* Begin *

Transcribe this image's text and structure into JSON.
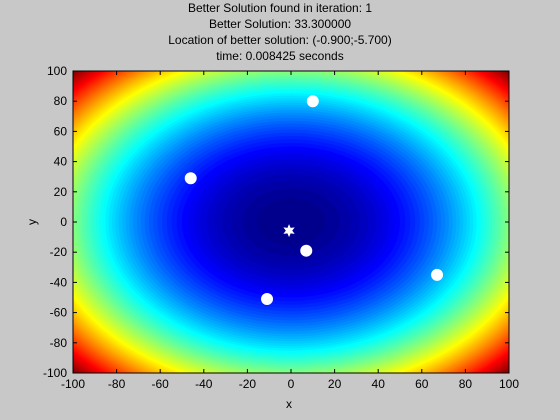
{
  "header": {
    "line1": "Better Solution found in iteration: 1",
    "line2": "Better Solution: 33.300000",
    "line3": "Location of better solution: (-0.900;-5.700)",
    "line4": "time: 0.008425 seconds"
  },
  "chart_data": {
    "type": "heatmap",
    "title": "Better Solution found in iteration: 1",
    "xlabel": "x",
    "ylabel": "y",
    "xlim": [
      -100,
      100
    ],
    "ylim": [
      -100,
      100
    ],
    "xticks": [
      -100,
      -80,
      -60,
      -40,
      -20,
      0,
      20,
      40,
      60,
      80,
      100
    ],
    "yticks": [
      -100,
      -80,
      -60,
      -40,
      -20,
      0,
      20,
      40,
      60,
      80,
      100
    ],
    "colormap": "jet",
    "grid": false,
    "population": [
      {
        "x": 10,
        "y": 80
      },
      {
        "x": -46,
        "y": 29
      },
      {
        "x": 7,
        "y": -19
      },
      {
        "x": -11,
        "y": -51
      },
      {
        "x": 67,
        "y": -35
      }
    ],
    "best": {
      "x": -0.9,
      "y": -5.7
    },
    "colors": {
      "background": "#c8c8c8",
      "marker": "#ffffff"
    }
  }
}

* End *
* Begin *

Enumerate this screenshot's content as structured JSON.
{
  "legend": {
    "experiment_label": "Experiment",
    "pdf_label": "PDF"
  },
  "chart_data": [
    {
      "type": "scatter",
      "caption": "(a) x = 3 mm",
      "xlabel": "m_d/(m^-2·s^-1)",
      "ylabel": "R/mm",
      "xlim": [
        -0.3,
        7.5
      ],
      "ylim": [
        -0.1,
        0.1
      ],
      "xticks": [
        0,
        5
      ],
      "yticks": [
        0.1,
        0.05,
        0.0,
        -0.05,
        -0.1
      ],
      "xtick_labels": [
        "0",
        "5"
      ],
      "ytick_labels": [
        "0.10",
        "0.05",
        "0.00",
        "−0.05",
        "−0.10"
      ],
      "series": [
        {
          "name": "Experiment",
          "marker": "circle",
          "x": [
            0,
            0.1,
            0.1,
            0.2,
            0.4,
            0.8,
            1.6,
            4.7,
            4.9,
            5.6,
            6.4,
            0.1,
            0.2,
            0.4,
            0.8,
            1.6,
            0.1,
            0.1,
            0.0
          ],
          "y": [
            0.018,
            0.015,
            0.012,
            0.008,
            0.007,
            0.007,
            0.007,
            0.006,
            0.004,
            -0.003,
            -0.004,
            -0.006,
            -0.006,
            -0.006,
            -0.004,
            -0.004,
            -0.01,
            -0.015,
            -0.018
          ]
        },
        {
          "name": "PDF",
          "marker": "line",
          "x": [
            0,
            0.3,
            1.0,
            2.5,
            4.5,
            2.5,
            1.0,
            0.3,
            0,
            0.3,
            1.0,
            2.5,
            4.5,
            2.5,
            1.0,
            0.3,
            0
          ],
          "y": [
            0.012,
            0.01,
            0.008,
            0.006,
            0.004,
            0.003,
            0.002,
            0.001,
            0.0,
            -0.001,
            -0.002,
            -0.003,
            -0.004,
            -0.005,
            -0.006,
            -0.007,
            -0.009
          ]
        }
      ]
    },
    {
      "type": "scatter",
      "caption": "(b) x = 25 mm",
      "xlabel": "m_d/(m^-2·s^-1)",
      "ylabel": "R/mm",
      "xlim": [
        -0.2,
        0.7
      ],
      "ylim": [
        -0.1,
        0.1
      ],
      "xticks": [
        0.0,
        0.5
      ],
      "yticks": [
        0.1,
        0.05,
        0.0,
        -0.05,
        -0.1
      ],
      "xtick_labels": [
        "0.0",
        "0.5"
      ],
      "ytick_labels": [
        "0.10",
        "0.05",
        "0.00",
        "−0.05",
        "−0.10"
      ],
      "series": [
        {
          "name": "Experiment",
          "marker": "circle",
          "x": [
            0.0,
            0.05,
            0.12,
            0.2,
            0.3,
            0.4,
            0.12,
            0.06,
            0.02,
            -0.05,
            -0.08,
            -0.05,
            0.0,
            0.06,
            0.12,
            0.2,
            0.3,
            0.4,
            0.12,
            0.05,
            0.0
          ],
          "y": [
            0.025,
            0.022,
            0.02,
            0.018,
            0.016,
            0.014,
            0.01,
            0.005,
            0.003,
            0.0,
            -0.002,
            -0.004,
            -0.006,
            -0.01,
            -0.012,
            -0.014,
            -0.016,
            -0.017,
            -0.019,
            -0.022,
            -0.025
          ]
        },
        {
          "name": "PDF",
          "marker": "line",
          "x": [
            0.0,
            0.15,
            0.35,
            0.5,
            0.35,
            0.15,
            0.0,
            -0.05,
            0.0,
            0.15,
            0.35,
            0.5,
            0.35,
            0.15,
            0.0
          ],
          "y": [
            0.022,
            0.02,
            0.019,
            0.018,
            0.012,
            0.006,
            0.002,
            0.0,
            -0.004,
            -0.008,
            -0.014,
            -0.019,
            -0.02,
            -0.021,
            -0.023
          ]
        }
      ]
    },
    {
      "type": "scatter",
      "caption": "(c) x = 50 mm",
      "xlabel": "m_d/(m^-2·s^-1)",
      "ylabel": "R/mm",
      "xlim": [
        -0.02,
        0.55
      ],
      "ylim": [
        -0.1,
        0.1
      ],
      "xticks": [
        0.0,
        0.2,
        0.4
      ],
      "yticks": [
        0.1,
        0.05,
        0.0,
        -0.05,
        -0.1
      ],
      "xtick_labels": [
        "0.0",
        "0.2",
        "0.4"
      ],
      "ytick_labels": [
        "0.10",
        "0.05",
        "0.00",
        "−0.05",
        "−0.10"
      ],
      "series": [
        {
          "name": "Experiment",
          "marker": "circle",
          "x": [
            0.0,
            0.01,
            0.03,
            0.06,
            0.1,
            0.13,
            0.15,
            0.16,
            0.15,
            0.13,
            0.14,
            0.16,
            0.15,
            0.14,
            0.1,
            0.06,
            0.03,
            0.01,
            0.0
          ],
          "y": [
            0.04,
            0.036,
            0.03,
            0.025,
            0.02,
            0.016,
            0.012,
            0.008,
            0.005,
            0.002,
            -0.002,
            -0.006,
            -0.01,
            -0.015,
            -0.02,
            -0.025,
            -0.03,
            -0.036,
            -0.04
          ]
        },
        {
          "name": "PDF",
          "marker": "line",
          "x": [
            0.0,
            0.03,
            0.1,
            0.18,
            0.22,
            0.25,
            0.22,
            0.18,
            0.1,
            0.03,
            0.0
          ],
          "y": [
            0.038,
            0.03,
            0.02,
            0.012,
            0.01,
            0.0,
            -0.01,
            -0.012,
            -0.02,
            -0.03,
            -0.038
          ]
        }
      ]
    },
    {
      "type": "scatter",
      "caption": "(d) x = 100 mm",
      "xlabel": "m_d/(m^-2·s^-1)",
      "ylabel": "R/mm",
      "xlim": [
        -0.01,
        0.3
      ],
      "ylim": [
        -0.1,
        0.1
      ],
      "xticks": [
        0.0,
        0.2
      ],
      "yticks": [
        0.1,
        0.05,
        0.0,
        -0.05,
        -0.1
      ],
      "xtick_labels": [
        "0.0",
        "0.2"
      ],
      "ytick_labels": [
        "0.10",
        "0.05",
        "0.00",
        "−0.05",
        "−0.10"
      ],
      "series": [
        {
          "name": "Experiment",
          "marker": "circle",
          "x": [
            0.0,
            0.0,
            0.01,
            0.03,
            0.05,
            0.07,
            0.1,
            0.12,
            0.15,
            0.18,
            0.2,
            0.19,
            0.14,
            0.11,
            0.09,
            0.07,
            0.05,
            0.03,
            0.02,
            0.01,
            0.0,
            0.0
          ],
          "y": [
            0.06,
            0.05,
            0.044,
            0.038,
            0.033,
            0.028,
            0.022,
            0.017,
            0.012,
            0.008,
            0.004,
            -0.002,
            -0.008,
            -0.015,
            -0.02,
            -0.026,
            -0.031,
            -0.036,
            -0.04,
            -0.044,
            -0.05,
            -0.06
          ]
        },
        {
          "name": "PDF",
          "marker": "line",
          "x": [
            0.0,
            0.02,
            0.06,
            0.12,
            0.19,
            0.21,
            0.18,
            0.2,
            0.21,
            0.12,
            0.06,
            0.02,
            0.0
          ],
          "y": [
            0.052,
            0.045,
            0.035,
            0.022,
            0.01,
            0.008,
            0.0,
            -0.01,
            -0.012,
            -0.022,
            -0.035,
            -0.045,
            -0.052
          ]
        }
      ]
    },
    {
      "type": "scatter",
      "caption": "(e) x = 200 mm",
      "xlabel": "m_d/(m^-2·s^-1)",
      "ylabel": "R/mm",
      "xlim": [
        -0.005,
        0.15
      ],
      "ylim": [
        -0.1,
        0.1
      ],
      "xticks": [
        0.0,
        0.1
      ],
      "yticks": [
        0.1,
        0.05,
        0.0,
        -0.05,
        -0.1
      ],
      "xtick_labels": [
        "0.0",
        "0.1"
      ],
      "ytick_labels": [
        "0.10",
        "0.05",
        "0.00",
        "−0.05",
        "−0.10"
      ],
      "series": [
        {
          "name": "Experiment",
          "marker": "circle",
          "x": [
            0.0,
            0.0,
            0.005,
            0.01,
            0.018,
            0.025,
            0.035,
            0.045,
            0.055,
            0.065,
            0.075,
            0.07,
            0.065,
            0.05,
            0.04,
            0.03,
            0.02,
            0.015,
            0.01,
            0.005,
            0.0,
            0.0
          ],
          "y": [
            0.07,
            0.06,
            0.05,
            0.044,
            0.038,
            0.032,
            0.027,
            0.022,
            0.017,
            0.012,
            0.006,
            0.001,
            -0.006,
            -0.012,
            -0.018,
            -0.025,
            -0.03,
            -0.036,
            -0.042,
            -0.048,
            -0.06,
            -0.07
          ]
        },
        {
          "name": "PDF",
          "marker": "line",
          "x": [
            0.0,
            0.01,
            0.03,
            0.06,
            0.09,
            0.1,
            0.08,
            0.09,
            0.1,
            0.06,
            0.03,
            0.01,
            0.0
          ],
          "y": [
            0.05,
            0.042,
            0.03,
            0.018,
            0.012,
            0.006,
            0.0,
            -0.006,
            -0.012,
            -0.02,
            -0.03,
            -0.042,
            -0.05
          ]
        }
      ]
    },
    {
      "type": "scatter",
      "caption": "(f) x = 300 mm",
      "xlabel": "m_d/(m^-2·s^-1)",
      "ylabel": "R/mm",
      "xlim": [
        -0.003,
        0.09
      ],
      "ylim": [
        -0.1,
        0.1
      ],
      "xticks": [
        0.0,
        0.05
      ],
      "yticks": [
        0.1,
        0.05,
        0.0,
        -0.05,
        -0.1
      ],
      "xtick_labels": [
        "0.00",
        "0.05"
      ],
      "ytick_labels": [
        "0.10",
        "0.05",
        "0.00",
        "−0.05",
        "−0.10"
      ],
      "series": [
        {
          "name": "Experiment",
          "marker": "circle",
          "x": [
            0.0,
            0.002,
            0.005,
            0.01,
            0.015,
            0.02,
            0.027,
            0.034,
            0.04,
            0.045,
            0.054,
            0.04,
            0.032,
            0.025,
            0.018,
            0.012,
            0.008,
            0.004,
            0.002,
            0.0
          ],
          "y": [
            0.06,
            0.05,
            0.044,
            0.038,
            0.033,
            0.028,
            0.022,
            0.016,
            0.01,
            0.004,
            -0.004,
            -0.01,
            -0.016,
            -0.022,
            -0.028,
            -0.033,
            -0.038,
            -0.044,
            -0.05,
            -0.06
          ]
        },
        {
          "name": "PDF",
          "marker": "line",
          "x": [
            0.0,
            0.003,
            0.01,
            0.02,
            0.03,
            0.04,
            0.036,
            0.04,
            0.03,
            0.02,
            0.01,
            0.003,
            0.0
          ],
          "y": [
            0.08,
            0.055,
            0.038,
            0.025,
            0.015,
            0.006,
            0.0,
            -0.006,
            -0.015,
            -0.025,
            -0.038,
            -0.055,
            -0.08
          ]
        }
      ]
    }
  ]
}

* End *

* **Instruction**
Identify each line in the records above that contains the word "caption", and copy it out in full.

* **Answer**
      "caption": "(a) x = 3 mm",
      "caption": "(b) x = 25 mm",
      "caption": "(c) x = 50 mm",
      "caption": "(d) x = 100 mm",
      "caption": "(e) x = 200 mm",
      "caption": "(f) x = 300 mm",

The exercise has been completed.